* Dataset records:
++++++

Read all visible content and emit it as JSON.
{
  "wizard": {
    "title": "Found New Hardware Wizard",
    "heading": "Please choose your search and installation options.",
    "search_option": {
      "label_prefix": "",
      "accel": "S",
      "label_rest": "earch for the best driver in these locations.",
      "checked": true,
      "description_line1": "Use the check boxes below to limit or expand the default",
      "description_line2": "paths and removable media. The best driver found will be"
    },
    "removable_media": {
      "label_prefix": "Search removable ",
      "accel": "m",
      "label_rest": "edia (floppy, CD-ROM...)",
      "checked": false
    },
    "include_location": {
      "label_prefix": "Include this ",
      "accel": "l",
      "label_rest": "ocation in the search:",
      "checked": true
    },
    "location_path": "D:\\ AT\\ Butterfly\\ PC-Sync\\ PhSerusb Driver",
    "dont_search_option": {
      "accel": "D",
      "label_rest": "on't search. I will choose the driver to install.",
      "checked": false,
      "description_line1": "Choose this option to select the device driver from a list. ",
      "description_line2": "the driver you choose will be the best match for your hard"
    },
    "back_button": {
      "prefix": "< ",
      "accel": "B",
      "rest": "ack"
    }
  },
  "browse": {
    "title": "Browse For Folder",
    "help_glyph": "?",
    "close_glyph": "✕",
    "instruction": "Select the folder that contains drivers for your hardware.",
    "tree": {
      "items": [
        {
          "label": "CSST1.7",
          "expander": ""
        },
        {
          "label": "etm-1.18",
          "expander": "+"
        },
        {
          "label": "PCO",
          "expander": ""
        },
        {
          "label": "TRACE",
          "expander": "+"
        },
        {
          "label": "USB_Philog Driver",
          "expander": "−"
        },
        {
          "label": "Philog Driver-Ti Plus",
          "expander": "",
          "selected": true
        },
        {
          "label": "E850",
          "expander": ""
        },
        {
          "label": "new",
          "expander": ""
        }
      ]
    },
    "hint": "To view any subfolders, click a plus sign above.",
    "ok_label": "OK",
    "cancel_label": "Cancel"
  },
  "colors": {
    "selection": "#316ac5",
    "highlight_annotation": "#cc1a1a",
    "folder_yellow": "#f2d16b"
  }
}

++++++

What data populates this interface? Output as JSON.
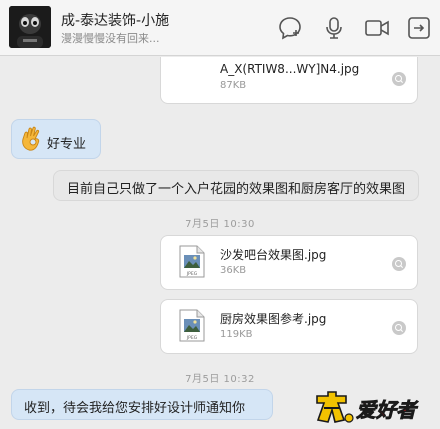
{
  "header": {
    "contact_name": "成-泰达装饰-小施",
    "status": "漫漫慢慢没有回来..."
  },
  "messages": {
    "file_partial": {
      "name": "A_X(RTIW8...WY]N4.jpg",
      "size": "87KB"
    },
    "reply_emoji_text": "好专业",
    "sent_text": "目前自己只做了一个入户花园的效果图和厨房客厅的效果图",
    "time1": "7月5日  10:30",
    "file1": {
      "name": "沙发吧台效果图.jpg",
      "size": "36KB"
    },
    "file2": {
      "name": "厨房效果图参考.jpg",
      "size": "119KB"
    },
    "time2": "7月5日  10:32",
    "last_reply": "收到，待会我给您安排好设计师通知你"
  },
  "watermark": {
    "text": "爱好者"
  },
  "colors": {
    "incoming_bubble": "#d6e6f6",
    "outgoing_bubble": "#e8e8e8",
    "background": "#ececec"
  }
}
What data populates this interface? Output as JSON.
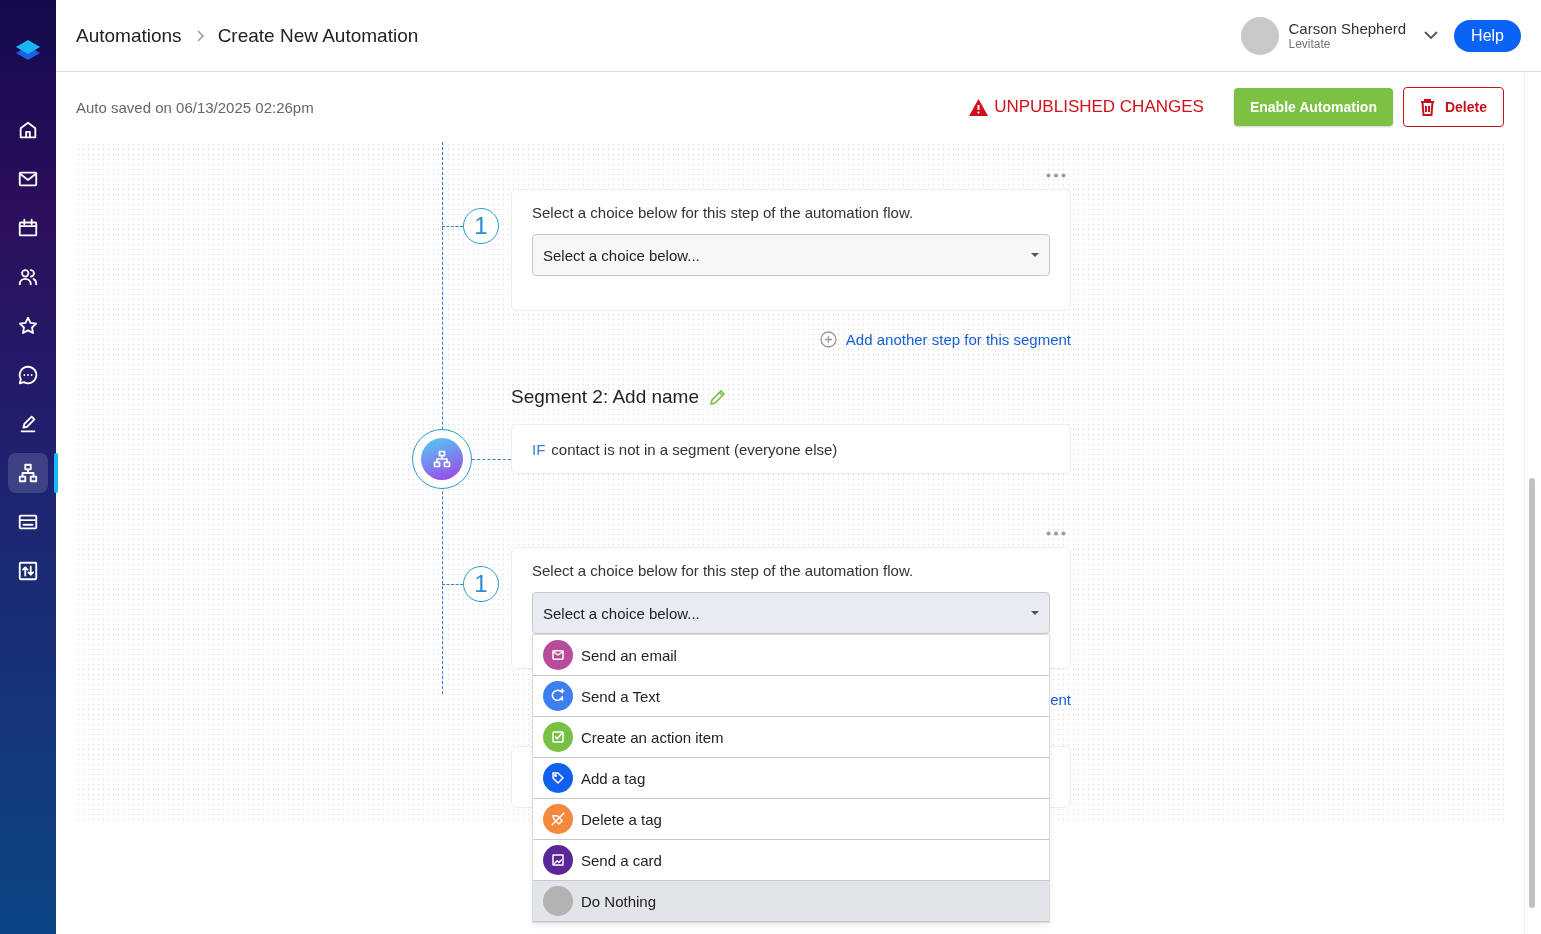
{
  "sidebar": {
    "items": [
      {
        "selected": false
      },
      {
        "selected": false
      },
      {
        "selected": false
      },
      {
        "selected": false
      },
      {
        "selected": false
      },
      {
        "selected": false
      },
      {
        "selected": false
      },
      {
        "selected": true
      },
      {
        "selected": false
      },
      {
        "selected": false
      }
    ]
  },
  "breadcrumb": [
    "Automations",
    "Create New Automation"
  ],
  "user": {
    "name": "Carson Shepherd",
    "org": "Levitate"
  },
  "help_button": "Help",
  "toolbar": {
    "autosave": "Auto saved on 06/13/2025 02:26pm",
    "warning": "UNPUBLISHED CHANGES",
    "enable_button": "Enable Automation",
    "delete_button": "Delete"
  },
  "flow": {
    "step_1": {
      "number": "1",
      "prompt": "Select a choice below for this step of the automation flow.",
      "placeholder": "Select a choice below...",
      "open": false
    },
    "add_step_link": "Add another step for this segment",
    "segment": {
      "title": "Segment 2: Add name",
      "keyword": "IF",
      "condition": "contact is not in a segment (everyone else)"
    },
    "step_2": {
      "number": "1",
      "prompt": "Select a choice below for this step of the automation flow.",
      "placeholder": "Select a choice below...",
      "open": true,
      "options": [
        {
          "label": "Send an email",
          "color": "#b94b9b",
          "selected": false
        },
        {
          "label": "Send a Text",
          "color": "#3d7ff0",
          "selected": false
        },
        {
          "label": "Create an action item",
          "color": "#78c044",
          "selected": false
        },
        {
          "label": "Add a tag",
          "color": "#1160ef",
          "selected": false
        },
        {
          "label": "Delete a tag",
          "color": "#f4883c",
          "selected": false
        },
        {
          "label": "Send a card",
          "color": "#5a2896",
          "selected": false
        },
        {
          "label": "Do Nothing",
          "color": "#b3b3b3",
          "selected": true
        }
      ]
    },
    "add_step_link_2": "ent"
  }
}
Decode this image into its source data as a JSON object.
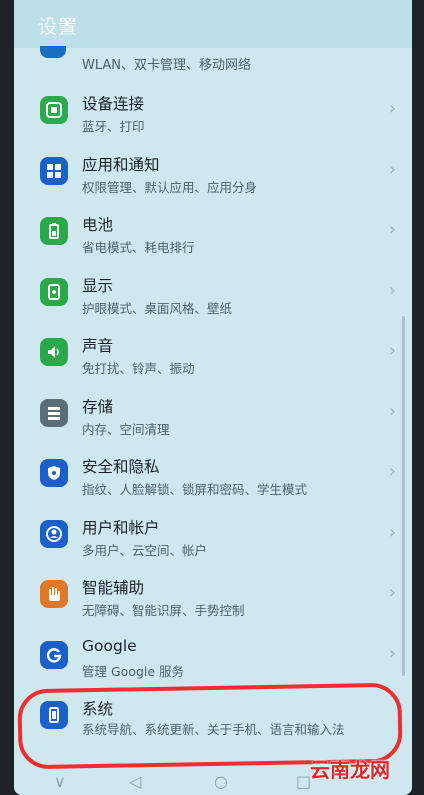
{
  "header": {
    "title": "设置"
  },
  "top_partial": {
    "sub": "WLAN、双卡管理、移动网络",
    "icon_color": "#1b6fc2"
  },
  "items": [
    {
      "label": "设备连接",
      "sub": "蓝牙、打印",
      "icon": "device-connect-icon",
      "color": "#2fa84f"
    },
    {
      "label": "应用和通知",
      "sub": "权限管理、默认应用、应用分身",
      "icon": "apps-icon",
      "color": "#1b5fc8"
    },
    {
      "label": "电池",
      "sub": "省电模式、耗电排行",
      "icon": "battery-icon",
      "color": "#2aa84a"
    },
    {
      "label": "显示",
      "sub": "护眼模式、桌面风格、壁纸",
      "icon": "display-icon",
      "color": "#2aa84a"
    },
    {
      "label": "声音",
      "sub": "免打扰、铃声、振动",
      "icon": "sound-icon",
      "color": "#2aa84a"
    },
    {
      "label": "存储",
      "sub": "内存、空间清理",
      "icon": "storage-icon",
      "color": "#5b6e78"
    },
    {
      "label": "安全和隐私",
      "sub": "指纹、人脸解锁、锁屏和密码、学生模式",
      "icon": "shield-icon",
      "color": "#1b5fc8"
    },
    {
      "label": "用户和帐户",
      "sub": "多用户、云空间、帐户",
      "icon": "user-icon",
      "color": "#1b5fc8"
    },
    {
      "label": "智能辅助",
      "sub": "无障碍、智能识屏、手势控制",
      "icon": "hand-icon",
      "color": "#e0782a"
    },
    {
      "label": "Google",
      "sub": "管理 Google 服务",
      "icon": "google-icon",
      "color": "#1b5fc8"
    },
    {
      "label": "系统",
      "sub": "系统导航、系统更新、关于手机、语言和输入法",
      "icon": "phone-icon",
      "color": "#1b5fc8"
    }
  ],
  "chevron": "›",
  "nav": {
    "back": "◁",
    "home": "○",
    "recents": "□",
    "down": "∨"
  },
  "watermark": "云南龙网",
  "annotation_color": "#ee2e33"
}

++++++

* Problem to work on: Report all lines of the material that contain the word "Delete".

* Output of the task:
    "delete_button": "Delete"
          "label": "Delete a tag",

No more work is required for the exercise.